**Written request:** Your task is to copy the listing exactly. Drop any pictures from the copy.
· · · ·
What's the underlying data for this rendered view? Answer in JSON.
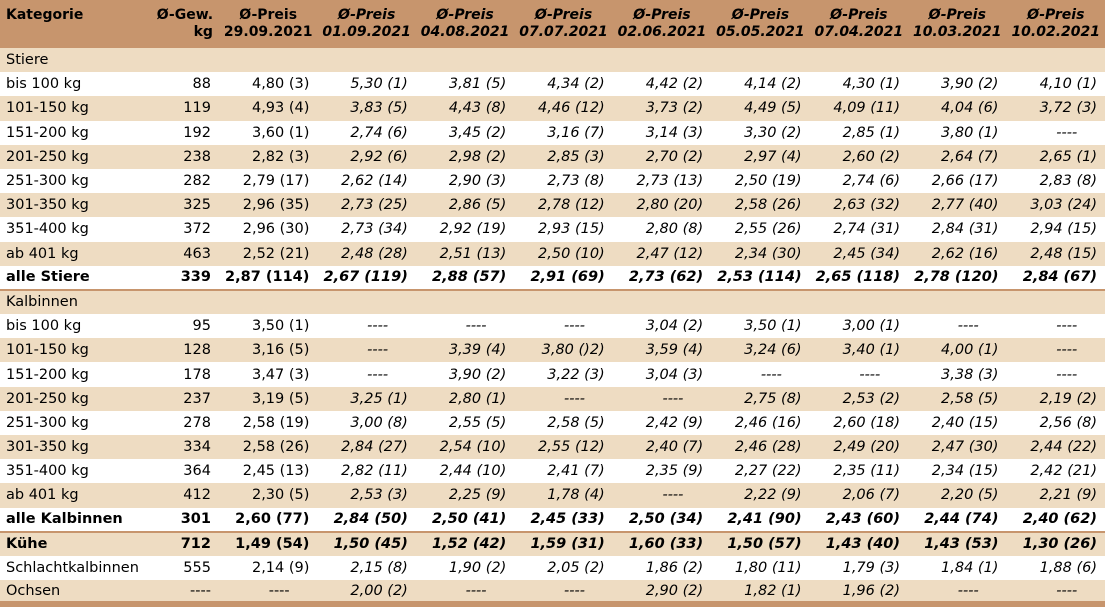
{
  "header": {
    "kategorie": "Kategorie",
    "gew_line1": "Ø-Gew.",
    "gew_line2": "kg",
    "price_label": "Ø-Preis",
    "dates": [
      "29.09.2021",
      "01.09.2021",
      "04.08.2021",
      "07.07.2021",
      "02.06.2021",
      "05.05.2021",
      "07.04.2021",
      "10.03.2021",
      "10.02.2021"
    ]
  },
  "sections": [
    {
      "title": "Stiere",
      "rows": [
        {
          "kat": "bis 100 kg",
          "gew": "88",
          "prices": [
            "4,80 (3)",
            "5,30 (1)",
            "3,81 (5)",
            "4,34 (2)",
            "4,42 (2)",
            "4,14 (2)",
            "4,30 (1)",
            "3,90 (2)",
            "4,10 (1)"
          ]
        },
        {
          "kat": "101-150 kg",
          "gew": "119",
          "prices": [
            "4,93 (4)",
            "3,83 (5)",
            "4,43 (8)",
            "4,46 (12)",
            "3,73 (2)",
            "4,49 (5)",
            "4,09 (11)",
            "4,04 (6)",
            "3,72 (3)"
          ]
        },
        {
          "kat": "151-200 kg",
          "gew": "192",
          "prices": [
            "3,60 (1)",
            "2,74 (6)",
            "3,45 (2)",
            "3,16 (7)",
            "3,14 (3)",
            "3,30 (2)",
            "2,85 (1)",
            "3,80 (1)",
            "----"
          ]
        },
        {
          "kat": "201-250 kg",
          "gew": "238",
          "prices": [
            "2,82 (3)",
            "2,92 (6)",
            "2,98 (2)",
            "2,85 (3)",
            "2,70 (2)",
            "2,97 (4)",
            "2,60 (2)",
            "2,64 (7)",
            "2,65 (1)"
          ]
        },
        {
          "kat": "251-300 kg",
          "gew": "282",
          "prices": [
            "2,79 (17)",
            "2,62 (14)",
            "2,90 (3)",
            "2,73 (8)",
            "2,73 (13)",
            "2,50 (19)",
            "2,74 (6)",
            "2,66 (17)",
            "2,83 (8)"
          ]
        },
        {
          "kat": "301-350 kg",
          "gew": "325",
          "prices": [
            "2,96 (35)",
            "2,73 (25)",
            "2,86 (5)",
            "2,78 (12)",
            "2,80 (20)",
            "2,58 (26)",
            "2,63 (32)",
            "2,77 (40)",
            "3,03 (24)"
          ]
        },
        {
          "kat": "351-400 kg",
          "gew": "372",
          "prices": [
            "2,96 (30)",
            "2,73 (34)",
            "2,92 (19)",
            "2,93 (15)",
            "2,80 (8)",
            "2,55 (26)",
            "2,74 (31)",
            "2,84 (31)",
            "2,94 (15)"
          ]
        },
        {
          "kat": "ab 401 kg",
          "gew": "463",
          "prices": [
            "2,52 (21)",
            "2,48 (28)",
            "2,51 (13)",
            "2,50 (10)",
            "2,47 (12)",
            "2,34 (30)",
            "2,45 (34)",
            "2,62 (16)",
            "2,48 (15)"
          ]
        }
      ],
      "total": {
        "kat": "alle Stiere",
        "gew": "339",
        "prices": [
          "2,87 (114)",
          "2,67 (119)",
          "2,88 (57)",
          "2,91 (69)",
          "2,73 (62)",
          "2,53 (114)",
          "2,65 (118)",
          "2,78 (120)",
          "2,84 (67)"
        ]
      }
    },
    {
      "title": "Kalbinnen",
      "rows": [
        {
          "kat": "bis 100 kg",
          "gew": "95",
          "prices": [
            "3,50 (1)",
            "----",
            "----",
            "----",
            "3,04 (2)",
            "3,50 (1)",
            "3,00 (1)",
            "----",
            "----"
          ]
        },
        {
          "kat": "101-150 kg",
          "gew": "128",
          "prices": [
            "3,16 (5)",
            "----",
            "3,39 (4)",
            "3,80 ()2)",
            "3,59 (4)",
            "3,24 (6)",
            "3,40 (1)",
            "4,00 (1)",
            "----"
          ]
        },
        {
          "kat": "151-200 kg",
          "gew": "178",
          "prices": [
            "3,47 (3)",
            "----",
            "3,90 (2)",
            "3,22 (3)",
            "3,04 (3)",
            "----",
            "----",
            "3,38 (3)",
            "----"
          ]
        },
        {
          "kat": "201-250 kg",
          "gew": "237",
          "prices": [
            "3,19 (5)",
            "3,25 (1)",
            "2,80 (1)",
            "----",
            "----",
            "2,75 (8)",
            "2,53 (2)",
            "2,58 (5)",
            "2,19 (2)"
          ]
        },
        {
          "kat": "251-300 kg",
          "gew": "278",
          "prices": [
            "2,58 (19)",
            "3,00 (8)",
            "2,55 (5)",
            "2,58 (5)",
            "2,42 (9)",
            "2,46 (16)",
            "2,60 (18)",
            "2,40 (15)",
            "2,56 (8)"
          ]
        },
        {
          "kat": "301-350 kg",
          "gew": "334",
          "prices": [
            "2,58 (26)",
            "2,84 (27)",
            "2,54 (10)",
            "2,55 (12)",
            "2,40 (7)",
            "2,46 (28)",
            "2,49 (20)",
            "2,47 (30)",
            "2,44 (22)"
          ]
        },
        {
          "kat": "351-400 kg",
          "gew": "364",
          "prices": [
            "2,45 (13)",
            "2,82 (11)",
            "2,44 (10)",
            "2,41 (7)",
            "2,35 (9)",
            "2,27 (22)",
            "2,35 (11)",
            "2,34 (15)",
            "2,42 (21)"
          ]
        },
        {
          "kat": "ab 401 kg",
          "gew": "412",
          "prices": [
            "2,30 (5)",
            "2,53 (3)",
            "2,25 (9)",
            "1,78 (4)",
            "----",
            "2,22 (9)",
            "2,06 (7)",
            "2,20 (5)",
            "2,21 (9)"
          ]
        }
      ],
      "total": {
        "kat": "alle Kalbinnen",
        "gew": "301",
        "prices": [
          "2,60 (77)",
          "2,84 (50)",
          "2,50 (41)",
          "2,45 (33)",
          "2,50 (34)",
          "2,41 (90)",
          "2,43 (60)",
          "2,44 (74)",
          "2,40 (62)"
        ]
      }
    }
  ],
  "extra_rows": [
    {
      "kat": "Kühe",
      "gew": "712",
      "bold": true,
      "prices": [
        "1,49 (54)",
        "1,50 (45)",
        "1,52 (42)",
        "1,59 (31)",
        "1,60 (33)",
        "1,50 (57)",
        "1,43 (40)",
        "1,43 (53)",
        "1,30 (26)"
      ]
    },
    {
      "kat": "Schlachtkalbinnen",
      "gew": "555",
      "bold": false,
      "prices": [
        "2,14 (9)",
        "2,15 (8)",
        "1,90 (2)",
        "2,05 (2)",
        "1,86 (2)",
        "1,80 (11)",
        "1,79 (3)",
        "1,84 (1)",
        "1,88 (6)"
      ]
    },
    {
      "kat": "Ochsen",
      "gew": "----",
      "bold": false,
      "prices": [
        "----",
        "2,00 (2)",
        "----",
        "----",
        "2,90 (2)",
        "1,82 (1)",
        "1,96 (2)",
        "----",
        "----"
      ]
    }
  ],
  "colors": {
    "header": "#c7956d",
    "stripe": "#eedcc2",
    "white": "#ffffff"
  }
}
· · · ·
**The response:**
What's the underlying data for this rendered view? Answer in JSON.
{
  "header": {
    "kategorie": "Kategorie",
    "gew_line1": "Ø-Gew.",
    "gew_line2": "kg",
    "price_label": "Ø-Preis",
    "dates": [
      "29.09.2021",
      "01.09.2021",
      "04.08.2021",
      "07.07.2021",
      "02.06.2021",
      "05.05.2021",
      "07.04.2021",
      "10.03.2021",
      "10.02.2021"
    ]
  },
  "sections": [
    {
      "title": "Stiere",
      "rows": [
        {
          "kat": "bis 100 kg",
          "gew": "88",
          "prices": [
            "4,80 (3)",
            "5,30 (1)",
            "3,81 (5)",
            "4,34 (2)",
            "4,42 (2)",
            "4,14 (2)",
            "4,30 (1)",
            "3,90 (2)",
            "4,10 (1)"
          ]
        },
        {
          "kat": "101-150 kg",
          "gew": "119",
          "prices": [
            "4,93 (4)",
            "3,83 (5)",
            "4,43 (8)",
            "4,46 (12)",
            "3,73 (2)",
            "4,49 (5)",
            "4,09 (11)",
            "4,04 (6)",
            "3,72 (3)"
          ]
        },
        {
          "kat": "151-200 kg",
          "gew": "192",
          "prices": [
            "3,60 (1)",
            "2,74 (6)",
            "3,45 (2)",
            "3,16 (7)",
            "3,14 (3)",
            "3,30 (2)",
            "2,85 (1)",
            "3,80 (1)",
            "----"
          ]
        },
        {
          "kat": "201-250 kg",
          "gew": "238",
          "prices": [
            "2,82 (3)",
            "2,92 (6)",
            "2,98 (2)",
            "2,85 (3)",
            "2,70 (2)",
            "2,97 (4)",
            "2,60 (2)",
            "2,64 (7)",
            "2,65 (1)"
          ]
        },
        {
          "kat": "251-300 kg",
          "gew": "282",
          "prices": [
            "2,79 (17)",
            "2,62 (14)",
            "2,90 (3)",
            "2,73 (8)",
            "2,73 (13)",
            "2,50 (19)",
            "2,74 (6)",
            "2,66 (17)",
            "2,83 (8)"
          ]
        },
        {
          "kat": "301-350 kg",
          "gew": "325",
          "prices": [
            "2,96 (35)",
            "2,73 (25)",
            "2,86 (5)",
            "2,78 (12)",
            "2,80 (20)",
            "2,58 (26)",
            "2,63 (32)",
            "2,77 (40)",
            "3,03 (24)"
          ]
        },
        {
          "kat": "351-400 kg",
          "gew": "372",
          "prices": [
            "2,96 (30)",
            "2,73 (34)",
            "2,92 (19)",
            "2,93 (15)",
            "2,80 (8)",
            "2,55 (26)",
            "2,74 (31)",
            "2,84 (31)",
            "2,94 (15)"
          ]
        },
        {
          "kat": "ab 401 kg",
          "gew": "463",
          "prices": [
            "2,52 (21)",
            "2,48 (28)",
            "2,51 (13)",
            "2,50 (10)",
            "2,47 (12)",
            "2,34 (30)",
            "2,45 (34)",
            "2,62 (16)",
            "2,48 (15)"
          ]
        }
      ],
      "total": {
        "kat": "alle Stiere",
        "gew": "339",
        "prices": [
          "2,87 (114)",
          "2,67 (119)",
          "2,88 (57)",
          "2,91 (69)",
          "2,73 (62)",
          "2,53 (114)",
          "2,65 (118)",
          "2,78 (120)",
          "2,84 (67)"
        ]
      }
    },
    {
      "title": "Kalbinnen",
      "rows": [
        {
          "kat": "bis 100 kg",
          "gew": "95",
          "prices": [
            "3,50 (1)",
            "----",
            "----",
            "----",
            "3,04 (2)",
            "3,50 (1)",
            "3,00 (1)",
            "----",
            "----"
          ]
        },
        {
          "kat": "101-150 kg",
          "gew": "128",
          "prices": [
            "3,16 (5)",
            "----",
            "3,39 (4)",
            "3,80 ()2)",
            "3,59 (4)",
            "3,24 (6)",
            "3,40 (1)",
            "4,00 (1)",
            "----"
          ]
        },
        {
          "kat": "151-200 kg",
          "gew": "178",
          "prices": [
            "3,47 (3)",
            "----",
            "3,90 (2)",
            "3,22 (3)",
            "3,04 (3)",
            "----",
            "----",
            "3,38 (3)",
            "----"
          ]
        },
        {
          "kat": "201-250 kg",
          "gew": "237",
          "prices": [
            "3,19 (5)",
            "3,25 (1)",
            "2,80 (1)",
            "----",
            "----",
            "2,75 (8)",
            "2,53 (2)",
            "2,58 (5)",
            "2,19 (2)"
          ]
        },
        {
          "kat": "251-300 kg",
          "gew": "278",
          "prices": [
            "2,58 (19)",
            "3,00 (8)",
            "2,55 (5)",
            "2,58 (5)",
            "2,42 (9)",
            "2,46 (16)",
            "2,60 (18)",
            "2,40 (15)",
            "2,56 (8)"
          ]
        },
        {
          "kat": "301-350 kg",
          "gew": "334",
          "prices": [
            "2,58 (26)",
            "2,84 (27)",
            "2,54 (10)",
            "2,55 (12)",
            "2,40 (7)",
            "2,46 (28)",
            "2,49 (20)",
            "2,47 (30)",
            "2,44 (22)"
          ]
        },
        {
          "kat": "351-400 kg",
          "gew": "364",
          "prices": [
            "2,45 (13)",
            "2,82 (11)",
            "2,44 (10)",
            "2,41 (7)",
            "2,35 (9)",
            "2,27 (22)",
            "2,35 (11)",
            "2,34 (15)",
            "2,42 (21)"
          ]
        },
        {
          "kat": "ab 401 kg",
          "gew": "412",
          "prices": [
            "2,30 (5)",
            "2,53 (3)",
            "2,25 (9)",
            "1,78 (4)",
            "----",
            "2,22 (9)",
            "2,06 (7)",
            "2,20 (5)",
            "2,21 (9)"
          ]
        }
      ],
      "total": {
        "kat": "alle Kalbinnen",
        "gew": "301",
        "prices": [
          "2,60 (77)",
          "2,84 (50)",
          "2,50 (41)",
          "2,45 (33)",
          "2,50 (34)",
          "2,41 (90)",
          "2,43 (60)",
          "2,44 (74)",
          "2,40 (62)"
        ]
      }
    }
  ],
  "extra_rows": [
    {
      "kat": "Kühe",
      "gew": "712",
      "bold": true,
      "prices": [
        "1,49 (54)",
        "1,50 (45)",
        "1,52 (42)",
        "1,59 (31)",
        "1,60 (33)",
        "1,50 (57)",
        "1,43 (40)",
        "1,43 (53)",
        "1,30 (26)"
      ]
    },
    {
      "kat": "Schlachtkalbinnen",
      "gew": "555",
      "bold": false,
      "prices": [
        "2,14 (9)",
        "2,15 (8)",
        "1,90 (2)",
        "2,05 (2)",
        "1,86 (2)",
        "1,80 (11)",
        "1,79 (3)",
        "1,84 (1)",
        "1,88 (6)"
      ]
    },
    {
      "kat": "Ochsen",
      "gew": "----",
      "bold": false,
      "prices": [
        "----",
        "2,00 (2)",
        "----",
        "----",
        "2,90 (2)",
        "1,82 (1)",
        "1,96 (2)",
        "----",
        "----"
      ]
    }
  ],
  "colors": {
    "header": "#c7956d",
    "stripe": "#eedcc2",
    "white": "#ffffff"
  }
}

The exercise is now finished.